_CHALLENGE_:
Transcribe the listing in full, excluding any pictures.

_SUPPLIED DATA_:
··········

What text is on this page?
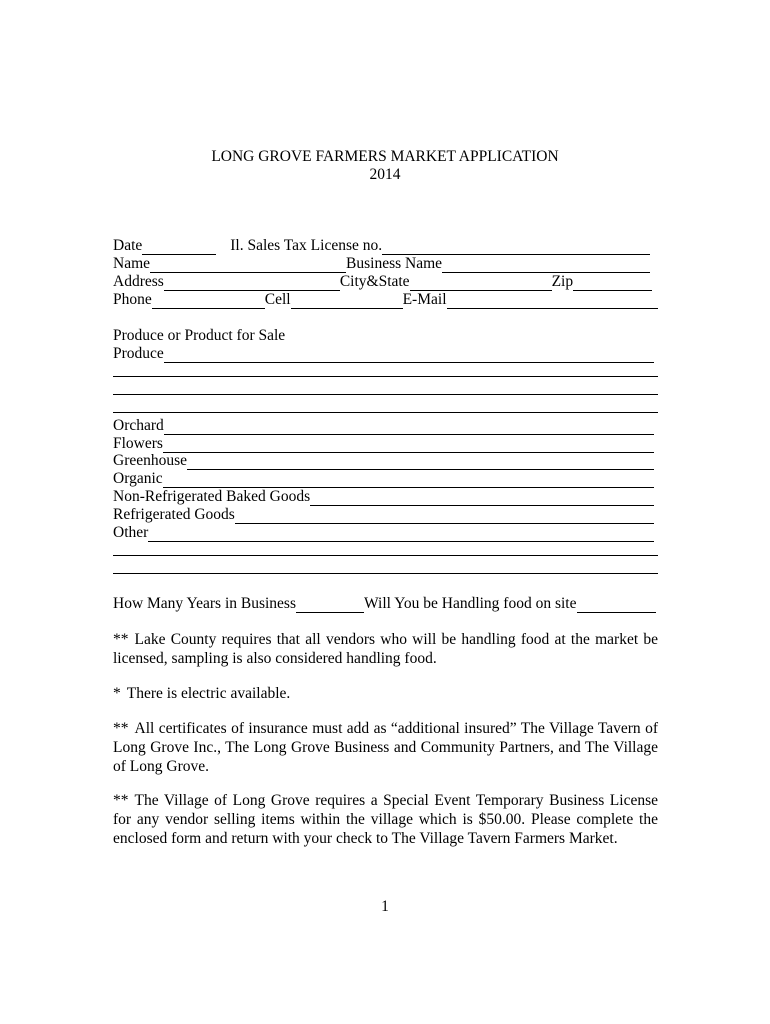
LONG GROVE FARMERS MARKET APPLICATION
2014
Date	Il. Sales Tax License no.
Name	Business Name
Address	City&State	Zip
Phone	Cell	E-Mail
Produce or Product for Sale
Produce
Orchard
Flowers
Greenhouse
Organic
Non-Refrigerated Baked Goods
Refrigerated Goods
Other
How Many Years in Business	Will You be Handling food on site
** Lake County requires that all vendors who will be handling food at the market be licensed, sampling is also considered handling food.
* There is electric available.
** All certificates of insurance must add as “additional insured” The Village Tavern of Long Grove Inc., The Long Grove Business and Community Partners, and The Village of Long Grove.
** The Village of Long Grove requires a Special Event Temporary Business License for any vendor selling items within the village which is $50.00. Please complete the enclosed form and return with your check to The Village Tavern Farmers Market.
1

··········

_ANSWER IN FULL_:
What text is on this page?
LONG GROVE FARMERS MARKET APPLICATION
2014
Date	Il. Sales Tax License no.
Name	Business Name
Address	City&State	Zip
Phone	Cell	E-Mail
Produce or Product for Sale
Produce
Orchard
Flowers
Greenhouse
Organic
Non-Refrigerated Baked Goods
Refrigerated Goods
Other
How Many Years in Business	Will You be Handling food on site
** Lake County requires that all vendors who will be handling food at the market be licensed, sampling is also considered handling food.
* There is electric available.
** All certificates of insurance must add as “additional insured” The Village Tavern of Long Grove Inc., The Long Grove Business and Community Partners, and The Village of Long Grove.
** The Village of Long Grove requires a Special Event Temporary Business License for any vendor selling items within the village which is $50.00. Please complete the enclosed form and return with your check to The Village Tavern Farmers Market.
1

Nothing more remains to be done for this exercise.